* _Records from a collection_
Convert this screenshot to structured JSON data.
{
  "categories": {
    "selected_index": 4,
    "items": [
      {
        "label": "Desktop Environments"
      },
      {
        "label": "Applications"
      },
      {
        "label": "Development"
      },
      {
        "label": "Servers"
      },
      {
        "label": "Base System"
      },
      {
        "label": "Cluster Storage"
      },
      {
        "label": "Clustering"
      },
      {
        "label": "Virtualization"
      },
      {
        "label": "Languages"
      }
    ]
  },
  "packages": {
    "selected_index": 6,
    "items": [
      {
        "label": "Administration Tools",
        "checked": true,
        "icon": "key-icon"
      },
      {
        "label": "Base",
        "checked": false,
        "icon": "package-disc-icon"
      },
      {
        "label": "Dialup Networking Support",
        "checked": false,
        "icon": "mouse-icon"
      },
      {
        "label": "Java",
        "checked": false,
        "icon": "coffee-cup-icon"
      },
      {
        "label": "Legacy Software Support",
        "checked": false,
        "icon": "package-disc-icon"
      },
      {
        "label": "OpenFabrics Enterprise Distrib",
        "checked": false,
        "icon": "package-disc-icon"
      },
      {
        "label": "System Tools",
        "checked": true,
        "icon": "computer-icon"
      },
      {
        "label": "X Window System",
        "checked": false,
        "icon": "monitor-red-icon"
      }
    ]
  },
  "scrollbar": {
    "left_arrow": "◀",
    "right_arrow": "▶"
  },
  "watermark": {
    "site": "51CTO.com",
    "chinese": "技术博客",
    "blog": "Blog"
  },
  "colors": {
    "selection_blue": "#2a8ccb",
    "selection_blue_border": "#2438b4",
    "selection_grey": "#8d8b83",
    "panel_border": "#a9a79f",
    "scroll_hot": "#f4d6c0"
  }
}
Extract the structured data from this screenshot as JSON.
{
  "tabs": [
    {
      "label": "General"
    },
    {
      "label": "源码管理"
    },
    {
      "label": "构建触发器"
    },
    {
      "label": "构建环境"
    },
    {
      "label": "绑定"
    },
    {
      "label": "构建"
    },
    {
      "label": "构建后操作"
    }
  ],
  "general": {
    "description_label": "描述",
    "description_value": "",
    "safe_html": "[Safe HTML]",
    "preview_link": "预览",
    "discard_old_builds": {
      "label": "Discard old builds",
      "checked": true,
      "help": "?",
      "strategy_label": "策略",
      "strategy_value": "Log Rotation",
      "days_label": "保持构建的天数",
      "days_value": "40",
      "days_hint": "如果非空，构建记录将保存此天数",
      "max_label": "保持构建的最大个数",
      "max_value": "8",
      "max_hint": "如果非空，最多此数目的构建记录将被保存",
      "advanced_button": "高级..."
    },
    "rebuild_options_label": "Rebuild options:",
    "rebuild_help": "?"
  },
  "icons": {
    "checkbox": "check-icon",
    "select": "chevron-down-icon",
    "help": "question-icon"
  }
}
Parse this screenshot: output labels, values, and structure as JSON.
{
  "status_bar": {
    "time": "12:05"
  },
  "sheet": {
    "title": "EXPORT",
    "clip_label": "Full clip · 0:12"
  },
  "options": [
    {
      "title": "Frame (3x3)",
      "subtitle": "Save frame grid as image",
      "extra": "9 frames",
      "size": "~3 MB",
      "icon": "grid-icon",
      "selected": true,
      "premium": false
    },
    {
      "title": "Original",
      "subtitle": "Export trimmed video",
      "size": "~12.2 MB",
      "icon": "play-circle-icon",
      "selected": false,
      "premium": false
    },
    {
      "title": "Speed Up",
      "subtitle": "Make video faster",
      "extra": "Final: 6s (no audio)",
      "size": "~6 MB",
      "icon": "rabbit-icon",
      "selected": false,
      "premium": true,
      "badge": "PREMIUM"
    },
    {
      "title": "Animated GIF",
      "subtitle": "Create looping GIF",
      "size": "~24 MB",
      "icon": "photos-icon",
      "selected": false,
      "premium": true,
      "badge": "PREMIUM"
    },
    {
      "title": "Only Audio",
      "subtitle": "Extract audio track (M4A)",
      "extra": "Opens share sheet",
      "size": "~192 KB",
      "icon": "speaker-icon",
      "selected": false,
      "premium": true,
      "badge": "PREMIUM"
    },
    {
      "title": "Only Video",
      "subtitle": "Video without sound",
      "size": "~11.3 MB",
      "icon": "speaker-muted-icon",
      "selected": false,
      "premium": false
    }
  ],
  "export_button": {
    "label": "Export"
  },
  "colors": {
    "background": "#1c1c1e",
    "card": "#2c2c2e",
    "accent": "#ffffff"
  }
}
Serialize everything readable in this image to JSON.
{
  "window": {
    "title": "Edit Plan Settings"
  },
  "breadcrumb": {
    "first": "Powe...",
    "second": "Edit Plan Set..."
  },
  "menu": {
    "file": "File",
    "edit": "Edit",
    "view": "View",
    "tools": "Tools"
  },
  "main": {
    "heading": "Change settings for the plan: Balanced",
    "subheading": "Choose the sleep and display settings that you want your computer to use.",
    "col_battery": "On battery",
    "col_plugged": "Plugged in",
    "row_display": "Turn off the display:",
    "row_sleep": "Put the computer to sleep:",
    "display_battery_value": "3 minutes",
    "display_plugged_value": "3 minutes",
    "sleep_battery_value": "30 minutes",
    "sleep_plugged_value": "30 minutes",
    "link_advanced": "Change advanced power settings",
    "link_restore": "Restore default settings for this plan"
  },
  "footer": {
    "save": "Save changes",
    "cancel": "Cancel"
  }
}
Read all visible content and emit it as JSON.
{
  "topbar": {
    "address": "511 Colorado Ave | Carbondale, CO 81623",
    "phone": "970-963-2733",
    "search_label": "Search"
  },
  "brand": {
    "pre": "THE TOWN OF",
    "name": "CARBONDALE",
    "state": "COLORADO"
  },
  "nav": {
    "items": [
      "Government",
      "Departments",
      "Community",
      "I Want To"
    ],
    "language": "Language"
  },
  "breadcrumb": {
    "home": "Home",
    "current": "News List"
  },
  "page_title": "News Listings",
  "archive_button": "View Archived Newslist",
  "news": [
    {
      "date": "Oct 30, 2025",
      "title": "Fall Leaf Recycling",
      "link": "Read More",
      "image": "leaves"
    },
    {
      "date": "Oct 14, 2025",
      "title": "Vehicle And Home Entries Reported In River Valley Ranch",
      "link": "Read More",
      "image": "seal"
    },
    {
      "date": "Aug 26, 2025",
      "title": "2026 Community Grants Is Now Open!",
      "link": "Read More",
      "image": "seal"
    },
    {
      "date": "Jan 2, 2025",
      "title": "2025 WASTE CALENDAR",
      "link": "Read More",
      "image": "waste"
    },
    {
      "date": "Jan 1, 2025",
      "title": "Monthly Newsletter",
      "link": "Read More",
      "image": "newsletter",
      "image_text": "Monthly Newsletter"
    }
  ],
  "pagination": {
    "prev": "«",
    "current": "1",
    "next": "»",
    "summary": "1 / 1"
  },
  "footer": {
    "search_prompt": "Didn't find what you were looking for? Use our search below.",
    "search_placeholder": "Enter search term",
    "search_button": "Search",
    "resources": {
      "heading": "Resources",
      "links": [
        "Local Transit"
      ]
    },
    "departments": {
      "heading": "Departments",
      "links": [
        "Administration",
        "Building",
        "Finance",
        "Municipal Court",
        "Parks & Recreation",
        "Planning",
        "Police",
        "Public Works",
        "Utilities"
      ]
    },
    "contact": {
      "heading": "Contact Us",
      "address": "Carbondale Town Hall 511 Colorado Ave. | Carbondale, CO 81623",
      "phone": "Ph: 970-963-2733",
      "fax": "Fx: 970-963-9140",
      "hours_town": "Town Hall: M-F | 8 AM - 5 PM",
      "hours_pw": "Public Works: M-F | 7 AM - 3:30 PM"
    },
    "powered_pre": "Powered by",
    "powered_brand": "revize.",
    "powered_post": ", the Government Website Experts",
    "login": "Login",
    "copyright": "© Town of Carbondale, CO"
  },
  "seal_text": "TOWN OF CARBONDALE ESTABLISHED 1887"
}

* _WHAT YOU SHOULD DO_
Return every line holding the word "Monthly" from the records.

* _FULL RESPONSE_
      "title": "Monthly Newsletter",
      "image_text": "Monthly Newsletter"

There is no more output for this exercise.